Data extracted from a collection
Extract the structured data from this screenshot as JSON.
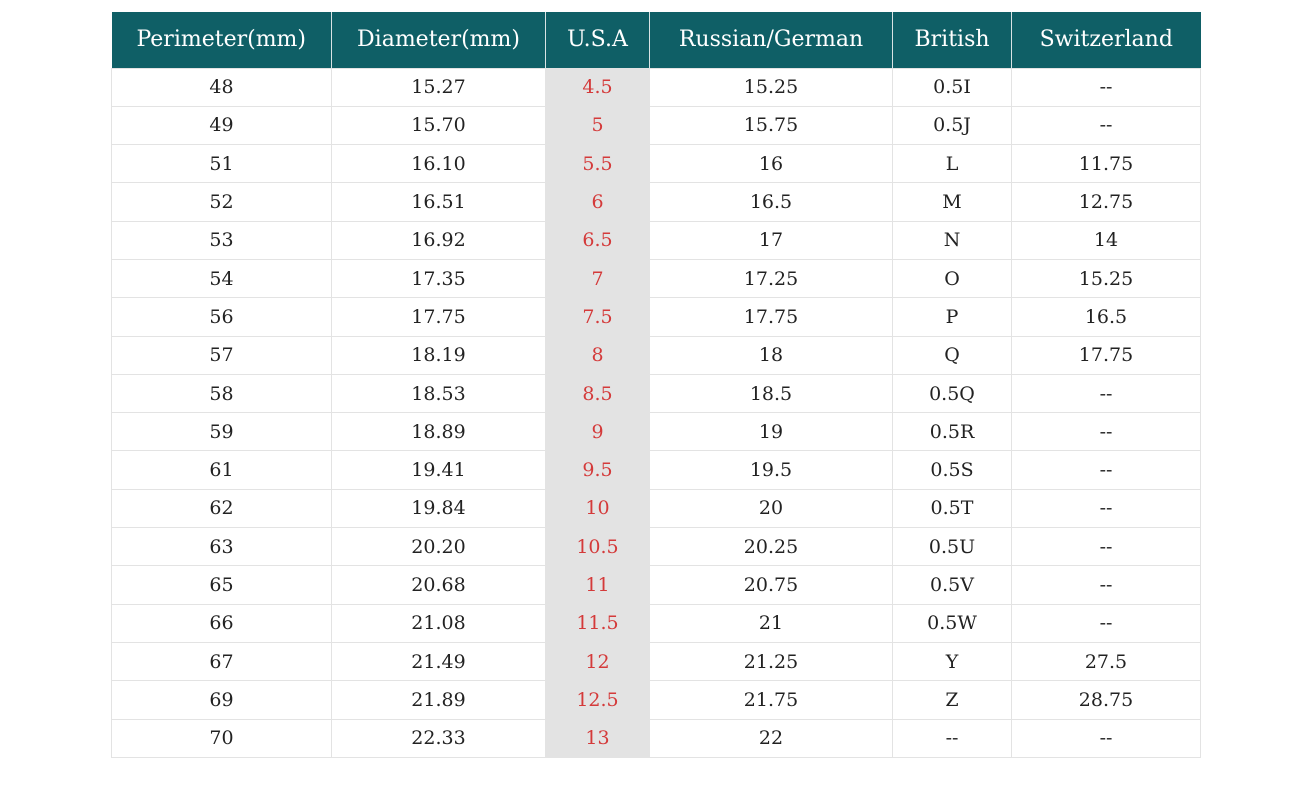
{
  "table": {
    "headers": [
      "Perimeter(mm)",
      "Diameter(mm)",
      "U.S.A",
      "Russian/German",
      "British",
      "Switzerland"
    ],
    "rows": [
      [
        "48",
        "15.27",
        "4.5",
        "15.25",
        "0.5I",
        "--"
      ],
      [
        "49",
        "15.70",
        "5",
        "15.75",
        "0.5J",
        "--"
      ],
      [
        "51",
        "16.10",
        "5.5",
        "16",
        "L",
        "11.75"
      ],
      [
        "52",
        "16.51",
        "6",
        "16.5",
        "M",
        "12.75"
      ],
      [
        "53",
        "16.92",
        "6.5",
        "17",
        "N",
        "14"
      ],
      [
        "54",
        "17.35",
        "7",
        "17.25",
        "O",
        "15.25"
      ],
      [
        "56",
        "17.75",
        "7.5",
        "17.75",
        "P",
        "16.5"
      ],
      [
        "57",
        "18.19",
        "8",
        "18",
        "Q",
        "17.75"
      ],
      [
        "58",
        "18.53",
        "8.5",
        "18.5",
        "0.5Q",
        "--"
      ],
      [
        "59",
        "18.89",
        "9",
        "19",
        "0.5R",
        "--"
      ],
      [
        "61",
        "19.41",
        "9.5",
        "19.5",
        "0.5S",
        "--"
      ],
      [
        "62",
        "19.84",
        "10",
        "20",
        "0.5T",
        "--"
      ],
      [
        "63",
        "20.20",
        "10.5",
        "20.25",
        "0.5U",
        "--"
      ],
      [
        "65",
        "20.68",
        "11",
        "20.75",
        "0.5V",
        "--"
      ],
      [
        "66",
        "21.08",
        "11.5",
        "21",
        "0.5W",
        "--"
      ],
      [
        "67",
        "21.49",
        "12",
        "21.25",
        "Y",
        "27.5"
      ],
      [
        "69",
        "21.89",
        "12.5",
        "21.75",
        "Z",
        "28.75"
      ],
      [
        "70",
        "22.33",
        "13",
        "22",
        "--",
        "--"
      ]
    ]
  },
  "colors": {
    "header_bg": "#0f5f66",
    "usa_text": "#d43a3a",
    "usa_column_bg": "#e3e3e3"
  }
}
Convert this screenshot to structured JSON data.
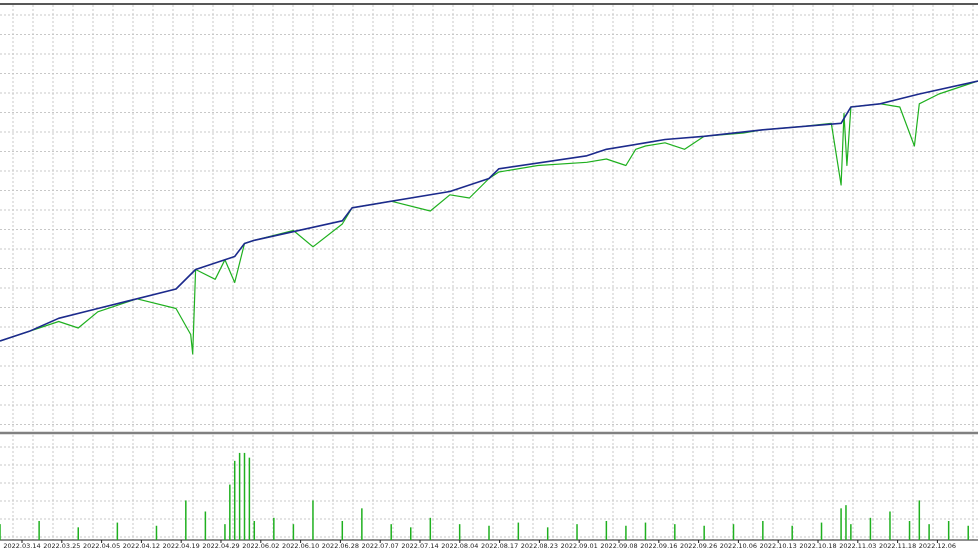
{
  "chart_data": {
    "type": "line",
    "title": "",
    "colors": {
      "balance": "#1c2a8c",
      "equity": "#1fb01f",
      "deposit_load": "#1fb01f",
      "grid": "#c8c8c8",
      "frame": "#000000",
      "separator": "#808080"
    },
    "grid": true,
    "x_tick_labels": [
      "2022.03.14",
      "2022.03.25",
      "2022.04.05",
      "2022.04.12",
      "2022.04.19",
      "2022.04.29",
      "2022.06.02",
      "2022.06.10",
      "2022.06.28",
      "2022.07.07",
      "2022.07.14",
      "2022.08.04",
      "2022.08.17",
      "2022.08.23",
      "2022.09.01",
      "2022.09.08",
      "2022.09.16",
      "2022.09.26",
      "2022.10.06",
      "2022.10.13",
      "2022.10.18",
      "2022.11.03",
      "2022.11.18",
      "2022.12.06"
    ],
    "y_range": [
      0,
      100
    ],
    "series": [
      {
        "key": "balance",
        "x": [
          0,
          3,
          6,
          10,
          14,
          18,
          20,
          24,
          25,
          26,
          35,
          36,
          46,
          50,
          51,
          60,
          62,
          66,
          68,
          72,
          78,
          86,
          87,
          90,
          94,
          100
        ],
        "values": [
          12,
          15,
          19,
          22,
          25,
          28,
          34,
          38,
          42,
          43,
          49,
          53,
          58,
          62,
          65,
          69,
          71,
          73,
          74,
          75,
          77,
          79,
          84,
          85,
          88,
          92
        ]
      },
      {
        "key": "equity",
        "x": [
          0,
          3,
          6,
          8,
          10,
          14,
          18,
          19.5,
          19.7,
          20,
          22,
          23,
          24,
          25,
          26,
          30,
          32,
          35,
          36,
          40,
          44,
          46,
          48,
          50,
          51,
          55,
          60,
          62,
          64,
          65,
          66,
          68,
          70,
          72,
          76,
          78,
          82,
          85,
          86,
          86.3,
          86.6,
          87,
          90,
          92,
          93.5,
          94,
          96,
          98,
          100
        ],
        "values": [
          12,
          15,
          18,
          16,
          21,
          25,
          22,
          14,
          8,
          34,
          31,
          37,
          30,
          42,
          43,
          46,
          41,
          48,
          53,
          55,
          52,
          57,
          56,
          62,
          64,
          66,
          67,
          68,
          66,
          71,
          72,
          73,
          71,
          75,
          76,
          77,
          78,
          79,
          60,
          82,
          66,
          84,
          85,
          84,
          72,
          85,
          88,
          90,
          92
        ]
      }
    ],
    "deposit_load": {
      "x": [
        0,
        4,
        8,
        12,
        16,
        19,
        21,
        23,
        23.5,
        24,
        24.5,
        25,
        25.5,
        26,
        28,
        30,
        32,
        35,
        37,
        40,
        42,
        44,
        47,
        50,
        53,
        56,
        59,
        62,
        64,
        66,
        69,
        72,
        75,
        78,
        81,
        84,
        86,
        86.5,
        87,
        89,
        91,
        93,
        94,
        95,
        97,
        99
      ],
      "values": [
        10,
        12,
        8,
        11,
        9,
        25,
        18,
        10,
        35,
        50,
        55,
        55,
        52,
        12,
        14,
        10,
        25,
        12,
        20,
        10,
        8,
        14,
        10,
        9,
        11,
        8,
        10,
        12,
        9,
        11,
        10,
        9,
        10,
        12,
        9,
        11,
        20,
        22,
        10,
        14,
        18,
        12,
        25,
        10,
        12,
        9
      ]
    }
  }
}
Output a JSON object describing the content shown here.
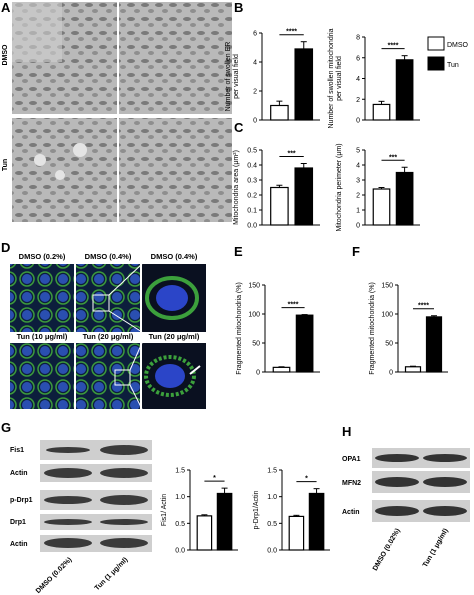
{
  "panel_labels": [
    "A",
    "B",
    "C",
    "D",
    "E",
    "F",
    "G",
    "H"
  ],
  "panel_a": {
    "rows": [
      "DMSO",
      "Tun"
    ]
  },
  "panel_d": {
    "top": [
      "DMSO (0.2%)",
      "DMSO (0.4%)",
      "DMSO (0.4%)"
    ],
    "bottom": [
      "Tun (10 μg/ml)",
      "Tun (20 μg/ml)",
      "Tun (20 μg/ml)"
    ]
  },
  "panel_g": {
    "blots": [
      "Fis1",
      "Actin",
      "p-Drp1",
      "Drp1",
      "Actin"
    ],
    "lanes": [
      "DMSO (0.02%)",
      "Tun (1 μg/ml)"
    ]
  },
  "panel_h": {
    "blots": [
      "OPA1",
      "MFN2",
      "Actin"
    ],
    "lanes": [
      "DMSO (0.02%)",
      "Tun (1 μg/ml)"
    ]
  },
  "legend": [
    {
      "name": "DMSO",
      "color": "#ffffff"
    },
    {
      "name": "Tun",
      "color": "#000000"
    }
  ],
  "chart_data": [
    {
      "type": "bar",
      "ylabel": [
        "Number of swollen ER",
        "per visual field"
      ],
      "values": [
        1.0,
        4.9
      ],
      "errors": [
        0.3,
        0.5
      ],
      "colors": [
        "#ffffff",
        "#000000"
      ],
      "significance": "****",
      "ylim": [
        0,
        6
      ],
      "yticks": [
        0,
        2,
        4,
        6
      ]
    },
    {
      "type": "bar",
      "ylabel": [
        "Number of swollen mitochondria",
        "per visual field"
      ],
      "values": [
        1.5,
        5.8
      ],
      "errors": [
        0.3,
        0.4
      ],
      "colors": [
        "#ffffff",
        "#000000"
      ],
      "significance": "****",
      "ylim": [
        0,
        8
      ],
      "yticks": [
        0,
        2,
        4,
        6,
        8
      ]
    },
    {
      "type": "bar",
      "ylabel": [
        "Mitochondria area (μm²)"
      ],
      "values": [
        0.25,
        0.38
      ],
      "errors": [
        0.015,
        0.03
      ],
      "colors": [
        "#ffffff",
        "#000000"
      ],
      "significance": "***",
      "ylim": [
        0,
        0.5
      ],
      "yticks": [
        {
          "value": 0,
          "label": "0.0"
        },
        0.1,
        0.2,
        0.3,
        0.4,
        0.5
      ]
    },
    {
      "type": "bar",
      "ylabel": [
        "Mitochondria perimeter (μm)"
      ],
      "values": [
        2.4,
        3.5
      ],
      "errors": [
        0.1,
        0.35
      ],
      "colors": [
        "#ffffff",
        "#000000"
      ],
      "significance": "***",
      "ylim": [
        0,
        5
      ],
      "yticks": [
        0,
        1,
        2,
        3,
        4,
        5
      ]
    },
    {
      "type": "bar",
      "ylabel": [
        "Fragmented mitochondria (%)"
      ],
      "values": [
        8,
        98
      ],
      "errors": [
        1,
        1
      ],
      "colors": [
        "#ffffff",
        "#000000"
      ],
      "significance": "****",
      "ylim": [
        0,
        150
      ],
      "yticks": [
        0,
        50,
        100,
        150
      ]
    },
    {
      "type": "bar",
      "ylabel": [
        "Fragmented mitochondria (%)"
      ],
      "values": [
        9,
        95
      ],
      "errors": [
        1,
        2
      ],
      "colors": [
        "#ffffff",
        "#000000"
      ],
      "significance": "****",
      "ylim": [
        0,
        150
      ],
      "yticks": [
        0,
        50,
        100,
        150
      ]
    },
    {
      "type": "bar",
      "ylabel": [
        "Fis1/ Actin"
      ],
      "values": [
        0.64,
        1.06
      ],
      "errors": [
        0.02,
        0.1
      ],
      "colors": [
        "#ffffff",
        "#000000"
      ],
      "significance": "*",
      "ylim": [
        0,
        1.5
      ],
      "yticks": [
        {
          "value": 0,
          "label": "0.0"
        },
        0.5,
        {
          "value": 1,
          "label": "1.0"
        },
        1.5
      ]
    },
    {
      "type": "bar",
      "ylabel": [
        "p-Drp1/Actin"
      ],
      "values": [
        0.63,
        1.06
      ],
      "errors": [
        0.02,
        0.09
      ],
      "colors": [
        "#ffffff",
        "#000000"
      ],
      "significance": "*",
      "ylim": [
        0,
        1.5
      ],
      "yticks": [
        {
          "value": 0,
          "label": "0.0"
        },
        0.5,
        {
          "value": 1,
          "label": "1.0"
        },
        1.5
      ]
    }
  ]
}
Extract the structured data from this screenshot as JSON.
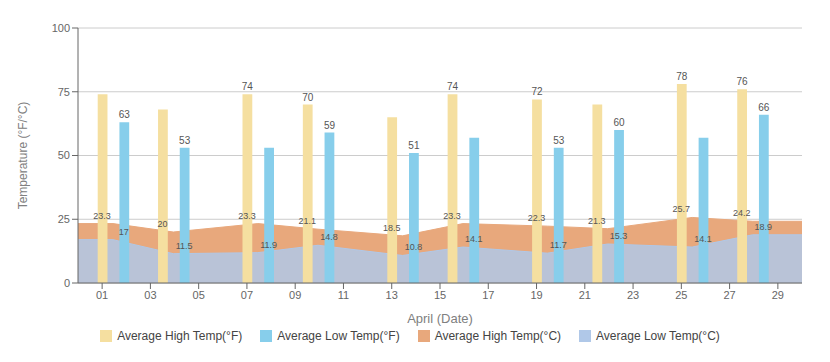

▶ Exercise directions
Wherever the string "Number" appears in the entries above, list that line.

▶ Response to the exercise
        "Number of swollen ER",
        "Number of swollen mitochondria",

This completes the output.